-- begin RECORDS FOR THE TASK --

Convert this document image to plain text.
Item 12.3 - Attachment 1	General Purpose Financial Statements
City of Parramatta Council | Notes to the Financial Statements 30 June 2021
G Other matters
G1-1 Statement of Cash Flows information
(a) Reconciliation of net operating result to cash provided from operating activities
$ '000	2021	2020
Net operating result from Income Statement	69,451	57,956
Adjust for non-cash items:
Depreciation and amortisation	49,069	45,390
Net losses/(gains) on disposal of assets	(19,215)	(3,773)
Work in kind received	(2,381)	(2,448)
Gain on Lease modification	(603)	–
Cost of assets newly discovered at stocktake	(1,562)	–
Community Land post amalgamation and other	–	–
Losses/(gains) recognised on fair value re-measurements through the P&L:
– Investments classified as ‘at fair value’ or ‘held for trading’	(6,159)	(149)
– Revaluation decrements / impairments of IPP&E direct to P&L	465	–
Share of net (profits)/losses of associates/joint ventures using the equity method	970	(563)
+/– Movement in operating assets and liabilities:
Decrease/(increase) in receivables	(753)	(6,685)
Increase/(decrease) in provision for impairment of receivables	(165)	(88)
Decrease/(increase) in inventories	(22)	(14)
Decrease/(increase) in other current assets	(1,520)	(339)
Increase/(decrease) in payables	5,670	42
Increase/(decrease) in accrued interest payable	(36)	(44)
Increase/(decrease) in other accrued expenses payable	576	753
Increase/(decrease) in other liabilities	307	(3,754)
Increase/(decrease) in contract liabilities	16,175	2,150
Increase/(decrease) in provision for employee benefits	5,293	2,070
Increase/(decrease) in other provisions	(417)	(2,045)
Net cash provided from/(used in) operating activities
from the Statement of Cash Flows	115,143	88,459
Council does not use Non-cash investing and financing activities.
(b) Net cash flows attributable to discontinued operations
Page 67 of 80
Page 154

-- end RECORDS FOR THE TASK --

Reproduce each entry from the records above, character for character.

* **WRITTEN ANSWER**:
Convert this document image to plain text.
Item 12.3 - Attachment 1	General Purpose Financial Statements
City of Parramatta Council | Notes to the Financial Statements 30 June 2021
G Other matters
G1-1 Statement of Cash Flows information
(a) Reconciliation of net operating result to cash provided from operating activities
$ '000	2021	2020
Net operating result from Income Statement	69,451	57,956
Adjust for non-cash items:
Depreciation and amortisation	49,069	45,390
Net losses/(gains) on disposal of assets	(19,215)	(3,773)
Work in kind received	(2,381)	(2,448)
Gain on Lease modification	(603)	–
Cost of assets newly discovered at stocktake	(1,562)	–
Community Land post amalgamation and other	–	–
Losses/(gains) recognised on fair value re-measurements through the P&L:
– Investments classified as ‘at fair value’ or ‘held for trading’	(6,159)	(149)
– Revaluation decrements / impairments of IPP&E direct to P&L	465	–
Share of net (profits)/losses of associates/joint ventures using the equity method	970	(563)
+/– Movement in operating assets and liabilities:
Decrease/(increase) in receivables	(753)	(6,685)
Increase/(decrease) in provision for impairment of receivables	(165)	(88)
Decrease/(increase) in inventories	(22)	(14)
Decrease/(increase) in other current assets	(1,520)	(339)
Increase/(decrease) in payables	5,670	42
Increase/(decrease) in accrued interest payable	(36)	(44)
Increase/(decrease) in other accrued expenses payable	576	753
Increase/(decrease) in other liabilities	307	(3,754)
Increase/(decrease) in contract liabilities	16,175	2,150
Increase/(decrease) in provision for employee benefits	5,293	2,070
Increase/(decrease) in other provisions	(417)	(2,045)
Net cash provided from/(used in) operating activities
from the Statement of Cash Flows	115,143	88,459
Council does not use Non-cash investing and financing activities.
(b) Net cash flows attributable to discontinued operations
Page 67 of 80
Page 154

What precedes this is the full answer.